◆ WHAT IS ASKED:
State how many lines of the records contain the string "COIL", matching case exactly. Give only the number.

============

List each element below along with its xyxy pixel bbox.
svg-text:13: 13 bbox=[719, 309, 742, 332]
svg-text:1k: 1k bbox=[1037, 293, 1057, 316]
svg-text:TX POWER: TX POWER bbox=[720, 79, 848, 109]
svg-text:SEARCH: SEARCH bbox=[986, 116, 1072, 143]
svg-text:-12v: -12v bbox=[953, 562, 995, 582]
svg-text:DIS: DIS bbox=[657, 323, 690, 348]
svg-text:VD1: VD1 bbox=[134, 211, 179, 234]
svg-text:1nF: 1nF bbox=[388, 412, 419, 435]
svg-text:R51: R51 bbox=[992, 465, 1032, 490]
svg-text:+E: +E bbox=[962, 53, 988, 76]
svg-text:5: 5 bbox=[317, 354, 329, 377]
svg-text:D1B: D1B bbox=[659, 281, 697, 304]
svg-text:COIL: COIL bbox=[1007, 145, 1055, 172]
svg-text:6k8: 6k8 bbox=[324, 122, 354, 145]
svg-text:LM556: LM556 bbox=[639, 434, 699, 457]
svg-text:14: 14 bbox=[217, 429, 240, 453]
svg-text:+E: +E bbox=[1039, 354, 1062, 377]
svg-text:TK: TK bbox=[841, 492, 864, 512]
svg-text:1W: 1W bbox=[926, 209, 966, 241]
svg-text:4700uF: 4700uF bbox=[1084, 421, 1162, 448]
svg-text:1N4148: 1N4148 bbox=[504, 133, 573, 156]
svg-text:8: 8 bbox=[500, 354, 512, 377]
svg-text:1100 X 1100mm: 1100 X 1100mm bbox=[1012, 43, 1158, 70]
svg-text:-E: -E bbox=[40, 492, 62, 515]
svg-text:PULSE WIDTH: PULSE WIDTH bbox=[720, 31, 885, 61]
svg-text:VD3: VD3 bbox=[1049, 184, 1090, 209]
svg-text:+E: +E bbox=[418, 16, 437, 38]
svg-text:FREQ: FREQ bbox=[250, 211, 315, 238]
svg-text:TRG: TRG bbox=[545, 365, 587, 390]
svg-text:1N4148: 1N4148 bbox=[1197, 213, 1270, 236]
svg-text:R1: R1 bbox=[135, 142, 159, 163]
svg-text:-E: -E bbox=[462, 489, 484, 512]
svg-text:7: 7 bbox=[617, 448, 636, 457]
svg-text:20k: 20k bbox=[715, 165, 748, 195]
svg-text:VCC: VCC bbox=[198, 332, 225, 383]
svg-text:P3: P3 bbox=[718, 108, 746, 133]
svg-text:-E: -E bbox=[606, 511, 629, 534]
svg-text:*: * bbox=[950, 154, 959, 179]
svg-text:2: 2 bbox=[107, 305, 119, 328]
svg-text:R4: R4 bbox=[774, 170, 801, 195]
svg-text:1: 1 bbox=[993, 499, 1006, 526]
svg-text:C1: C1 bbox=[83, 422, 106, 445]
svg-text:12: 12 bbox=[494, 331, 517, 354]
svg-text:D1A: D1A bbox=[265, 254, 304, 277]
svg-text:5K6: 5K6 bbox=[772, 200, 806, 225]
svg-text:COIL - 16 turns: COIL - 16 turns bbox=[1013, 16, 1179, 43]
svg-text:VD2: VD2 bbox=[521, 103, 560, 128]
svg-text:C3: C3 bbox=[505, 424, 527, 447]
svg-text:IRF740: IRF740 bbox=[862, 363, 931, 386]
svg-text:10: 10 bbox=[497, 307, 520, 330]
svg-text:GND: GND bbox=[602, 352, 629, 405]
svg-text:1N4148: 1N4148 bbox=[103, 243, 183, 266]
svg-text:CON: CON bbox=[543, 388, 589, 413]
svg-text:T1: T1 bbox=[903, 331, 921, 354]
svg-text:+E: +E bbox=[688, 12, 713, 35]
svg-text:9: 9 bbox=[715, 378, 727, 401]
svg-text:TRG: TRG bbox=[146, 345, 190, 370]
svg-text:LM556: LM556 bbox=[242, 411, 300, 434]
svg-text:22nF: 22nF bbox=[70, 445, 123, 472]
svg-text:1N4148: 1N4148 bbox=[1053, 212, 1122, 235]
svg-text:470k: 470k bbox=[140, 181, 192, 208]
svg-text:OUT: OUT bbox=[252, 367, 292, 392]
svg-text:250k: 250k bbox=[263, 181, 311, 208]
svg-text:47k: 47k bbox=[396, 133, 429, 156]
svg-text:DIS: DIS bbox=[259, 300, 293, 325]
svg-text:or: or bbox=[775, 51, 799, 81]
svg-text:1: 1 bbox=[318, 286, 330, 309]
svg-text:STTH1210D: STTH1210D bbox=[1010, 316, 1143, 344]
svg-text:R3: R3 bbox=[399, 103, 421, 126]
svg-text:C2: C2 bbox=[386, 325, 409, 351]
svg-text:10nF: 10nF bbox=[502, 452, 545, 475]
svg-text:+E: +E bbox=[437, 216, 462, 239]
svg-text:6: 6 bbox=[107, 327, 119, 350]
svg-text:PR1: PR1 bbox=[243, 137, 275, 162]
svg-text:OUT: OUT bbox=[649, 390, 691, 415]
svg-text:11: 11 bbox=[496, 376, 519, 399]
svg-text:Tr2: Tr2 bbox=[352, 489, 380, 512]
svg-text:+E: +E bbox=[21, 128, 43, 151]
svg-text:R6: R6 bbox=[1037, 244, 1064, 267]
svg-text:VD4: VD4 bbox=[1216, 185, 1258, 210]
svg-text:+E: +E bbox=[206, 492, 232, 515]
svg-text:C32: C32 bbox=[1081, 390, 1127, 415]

============

◆ OUTPUT OF THE EXERCISE:
2